### Goal of the exercise
Write out the material exactly. Do not include the pictures.

### Data for this exercise
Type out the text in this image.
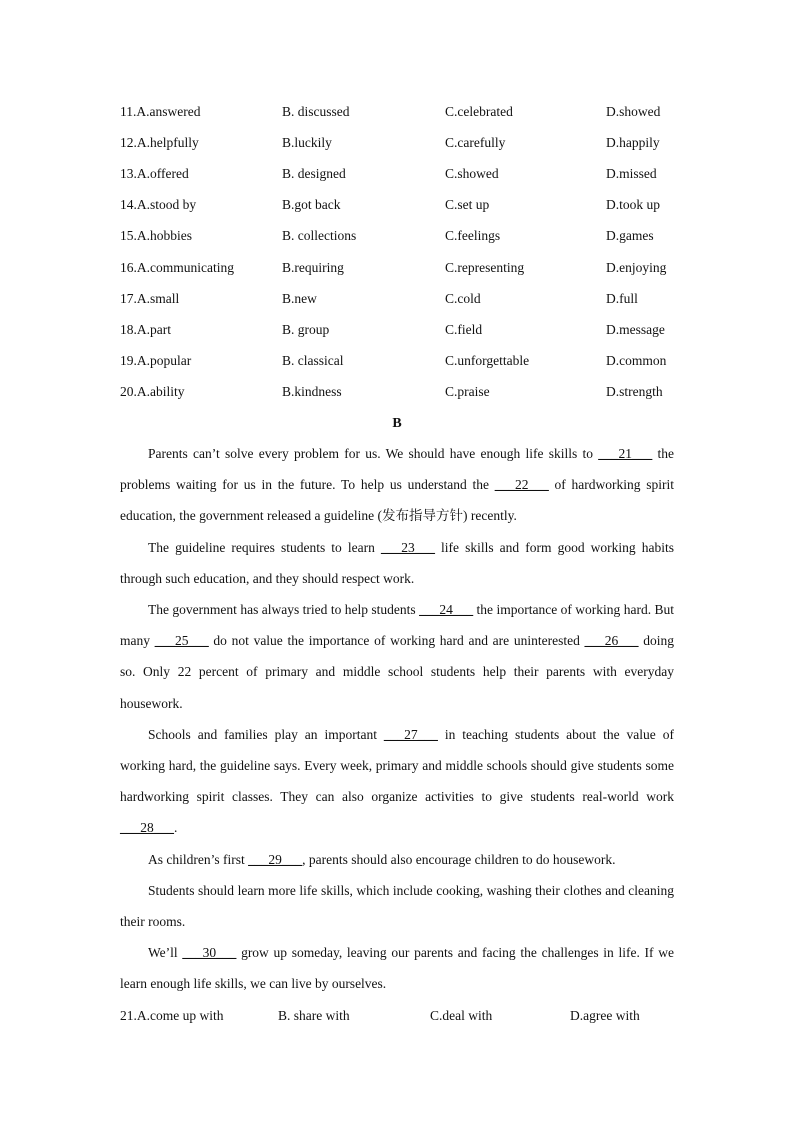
11.A.answered	B. discussed	C.celebrated	D.showed
12.A.helpfully	B.luckily	C.carefully	D.happily
13.A.offered	B. designed	C.showed	D.missed
14.A.stood by	B.got back	C.set up	D.took up
15.A.hobbies	B. collections	C.feelings	D.games
16.A.communicating	B.requiring	C.representing	D.enjoying
17.A.small	B.new	C.cold	D.full
18.A.part	B. group	C.field	D.message
19.A.popular	B. classical	C.unforgettable	D.common
20.A.ability	B.kindness	C.praise	D.strength
B

Parents can’t solve every problem for us. We should have enough life skills to ___21___ the problems waiting for us in the future. To help us understand the ___22___ of hardworking spirit education, the government released a guideline (发布指导方针) recently.

The guideline requires students to learn ___23___ life skills and form good working habits through such education, and they should respect work.

The government has always tried to help students ___24___ the importance of working hard. But many ___25___ do not value the importance of working hard and are uninterested ___26___ doing so. Only 22 percent of primary and middle school students help their parents with everyday housework.

Schools and families play an important ___27___ in teaching students about the value of working hard, the guideline says. Every week, primary and middle schools should give students some hardworking spirit classes. They can also organize activities to give students real-world work ___28___.

As children’s first ___29___, parents should also encourage children to do housework.

Students should learn more life skills, which include cooking, washing their clothes and cleaning their rooms.

We’ll ___30___ grow up someday, leaving our parents and facing the challenges in life. If we learn enough life skills, we can live by ourselves.

21.A.come up with	B. share with	C.deal with	D.agree with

### Reply to the exercise
Type out the text in this image.
11.A.answered	B. discussed	C.celebrated	D.showed
12.A.helpfully	B.luckily	C.carefully	D.happily
13.A.offered	B. designed	C.showed	D.missed
14.A.stood by	B.got back	C.set up	D.took up
15.A.hobbies	B. collections	C.feelings	D.games
16.A.communicating	B.requiring	C.representing	D.enjoying
17.A.small	B.new	C.cold	D.full
18.A.part	B. group	C.field	D.message
19.A.popular	B. classical	C.unforgettable	D.common
20.A.ability	B.kindness	C.praise	D.strength
B

Parents can’t solve every problem for us. We should have enough life skills to ___21___ the problems waiting for us in the future. To help us understand the ___22___ of hardworking spirit education, the government released a guideline (发布指导方针) recently.

The guideline requires students to learn ___23___ life skills and form good working habits through such education, and they should respect work.

The government has always tried to help students ___24___ the importance of working hard. But many ___25___ do not value the importance of working hard and are uninterested ___26___ doing so. Only 22 percent of primary and middle school students help their parents with everyday housework.

Schools and families play an important ___27___ in teaching students about the value of working hard, the guideline says. Every week, primary and middle schools should give students some hardworking spirit classes. They can also organize activities to give students real-world work ___28___.

As children’s first ___29___, parents should also encourage children to do housework.

Students should learn more life skills, which include cooking, washing their clothes and cleaning their rooms.

We’ll ___30___ grow up someday, leaving our parents and facing the challenges in life. If we learn enough life skills, we can live by ourselves.

21.A.come up with	B. share with	C.deal with	D.agree with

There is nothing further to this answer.